Задание: Чем, согласно тексту о бойцах специальных служб, эти бойцы отличались от призывников по возрасту и семейному положению?

Текст для чтения:
═══

Бойцы специальных служб смотрели на мир совершенно иначе. Полевые оперативники ФСБ или СОБР выбрали свою судьбу сознательно, целенаправленно шли в конкретные службы, проходя отбор и понимая, что доставшаяся им должность не синекура. Кроме того, по очевидной причине, все они были старше призывников и, как правило, были людьми семейными. Это делало более здоровым моральный климат в частях и смягчало то действие на психику, которое производила война. «Мы не стремимся безрассудно геройствовать. Прежде всего нам надо не подвести друг друга», — замечал офицер СОБР.

═══

Выдержки из строк:
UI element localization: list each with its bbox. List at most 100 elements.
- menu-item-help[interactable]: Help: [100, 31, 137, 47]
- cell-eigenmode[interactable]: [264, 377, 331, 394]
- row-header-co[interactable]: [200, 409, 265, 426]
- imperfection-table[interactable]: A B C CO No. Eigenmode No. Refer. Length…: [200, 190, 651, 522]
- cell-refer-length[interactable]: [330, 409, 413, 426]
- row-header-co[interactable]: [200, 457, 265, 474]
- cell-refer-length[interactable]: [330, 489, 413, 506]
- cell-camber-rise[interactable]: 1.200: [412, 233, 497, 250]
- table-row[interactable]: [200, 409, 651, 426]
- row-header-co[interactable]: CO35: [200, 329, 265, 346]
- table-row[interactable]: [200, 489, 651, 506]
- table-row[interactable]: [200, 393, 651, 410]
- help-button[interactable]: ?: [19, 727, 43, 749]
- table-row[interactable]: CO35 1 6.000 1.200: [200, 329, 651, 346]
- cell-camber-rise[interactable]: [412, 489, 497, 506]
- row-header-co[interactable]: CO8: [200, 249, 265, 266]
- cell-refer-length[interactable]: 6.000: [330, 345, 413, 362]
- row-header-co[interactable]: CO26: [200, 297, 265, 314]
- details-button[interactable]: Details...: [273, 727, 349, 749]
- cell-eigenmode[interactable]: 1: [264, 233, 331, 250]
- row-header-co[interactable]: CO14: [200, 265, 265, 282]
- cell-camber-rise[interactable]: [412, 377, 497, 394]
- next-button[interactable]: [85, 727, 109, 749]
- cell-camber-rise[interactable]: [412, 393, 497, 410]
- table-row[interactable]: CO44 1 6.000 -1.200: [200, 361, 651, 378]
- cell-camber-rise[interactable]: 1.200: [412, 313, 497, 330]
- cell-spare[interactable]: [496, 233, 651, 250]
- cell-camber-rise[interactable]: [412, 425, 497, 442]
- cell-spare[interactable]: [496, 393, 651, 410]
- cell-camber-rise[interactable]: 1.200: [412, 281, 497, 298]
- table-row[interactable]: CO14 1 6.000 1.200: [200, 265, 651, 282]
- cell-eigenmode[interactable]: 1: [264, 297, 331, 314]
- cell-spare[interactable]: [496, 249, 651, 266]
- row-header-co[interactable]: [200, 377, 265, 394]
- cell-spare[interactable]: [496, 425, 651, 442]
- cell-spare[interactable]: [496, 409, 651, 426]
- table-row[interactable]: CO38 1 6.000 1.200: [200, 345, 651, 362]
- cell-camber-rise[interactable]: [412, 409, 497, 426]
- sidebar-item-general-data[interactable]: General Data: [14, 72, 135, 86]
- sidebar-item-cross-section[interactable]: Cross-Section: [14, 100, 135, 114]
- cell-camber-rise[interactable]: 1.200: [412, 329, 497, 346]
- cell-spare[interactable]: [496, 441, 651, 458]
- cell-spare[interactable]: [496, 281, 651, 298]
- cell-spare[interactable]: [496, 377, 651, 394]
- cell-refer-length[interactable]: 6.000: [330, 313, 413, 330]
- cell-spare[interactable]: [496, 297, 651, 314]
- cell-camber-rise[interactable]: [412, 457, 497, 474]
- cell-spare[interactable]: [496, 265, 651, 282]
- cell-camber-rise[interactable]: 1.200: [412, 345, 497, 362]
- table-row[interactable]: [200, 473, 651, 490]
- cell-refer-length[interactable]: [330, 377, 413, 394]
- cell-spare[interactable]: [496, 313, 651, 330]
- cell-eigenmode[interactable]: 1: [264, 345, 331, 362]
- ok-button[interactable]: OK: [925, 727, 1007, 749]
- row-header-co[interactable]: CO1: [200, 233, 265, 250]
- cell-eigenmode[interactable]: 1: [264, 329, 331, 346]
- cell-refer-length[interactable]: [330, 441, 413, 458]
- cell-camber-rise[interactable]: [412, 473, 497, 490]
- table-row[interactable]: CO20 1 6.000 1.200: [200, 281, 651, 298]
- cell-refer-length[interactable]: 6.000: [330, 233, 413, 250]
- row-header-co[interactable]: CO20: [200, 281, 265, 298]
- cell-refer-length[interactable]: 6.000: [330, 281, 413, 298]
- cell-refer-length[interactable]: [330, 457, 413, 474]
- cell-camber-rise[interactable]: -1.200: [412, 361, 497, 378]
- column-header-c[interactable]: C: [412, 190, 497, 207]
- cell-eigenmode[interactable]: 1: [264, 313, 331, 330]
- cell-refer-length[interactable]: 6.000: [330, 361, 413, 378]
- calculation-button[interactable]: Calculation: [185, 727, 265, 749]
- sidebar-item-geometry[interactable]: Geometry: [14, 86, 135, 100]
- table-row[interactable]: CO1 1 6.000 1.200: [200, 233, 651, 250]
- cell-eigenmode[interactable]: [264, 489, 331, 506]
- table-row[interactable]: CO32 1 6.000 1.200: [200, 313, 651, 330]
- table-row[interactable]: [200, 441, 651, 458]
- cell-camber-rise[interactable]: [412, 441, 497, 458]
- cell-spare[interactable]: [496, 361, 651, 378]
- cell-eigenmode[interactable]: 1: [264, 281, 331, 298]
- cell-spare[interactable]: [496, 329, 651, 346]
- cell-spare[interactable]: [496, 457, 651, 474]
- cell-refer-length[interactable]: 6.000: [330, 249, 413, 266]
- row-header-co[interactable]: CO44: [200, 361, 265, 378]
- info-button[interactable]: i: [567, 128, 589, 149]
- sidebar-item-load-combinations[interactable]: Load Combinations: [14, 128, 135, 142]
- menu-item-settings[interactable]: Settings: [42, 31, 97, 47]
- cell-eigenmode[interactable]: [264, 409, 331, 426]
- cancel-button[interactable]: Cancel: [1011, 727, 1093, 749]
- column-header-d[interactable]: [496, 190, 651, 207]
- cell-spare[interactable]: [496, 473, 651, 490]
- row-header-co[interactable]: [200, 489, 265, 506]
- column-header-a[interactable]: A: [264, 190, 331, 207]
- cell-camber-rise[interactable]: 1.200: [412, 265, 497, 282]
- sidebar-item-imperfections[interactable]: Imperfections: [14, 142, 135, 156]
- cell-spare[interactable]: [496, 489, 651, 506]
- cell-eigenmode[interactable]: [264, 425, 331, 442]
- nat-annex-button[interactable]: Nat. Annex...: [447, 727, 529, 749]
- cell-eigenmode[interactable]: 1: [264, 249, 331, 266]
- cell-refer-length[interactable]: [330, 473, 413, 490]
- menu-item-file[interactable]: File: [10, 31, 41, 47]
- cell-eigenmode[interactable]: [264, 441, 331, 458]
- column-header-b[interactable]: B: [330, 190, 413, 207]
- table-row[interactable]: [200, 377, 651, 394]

═══

Ответ: Они были старше призывников и, как правило, были людьми семейными.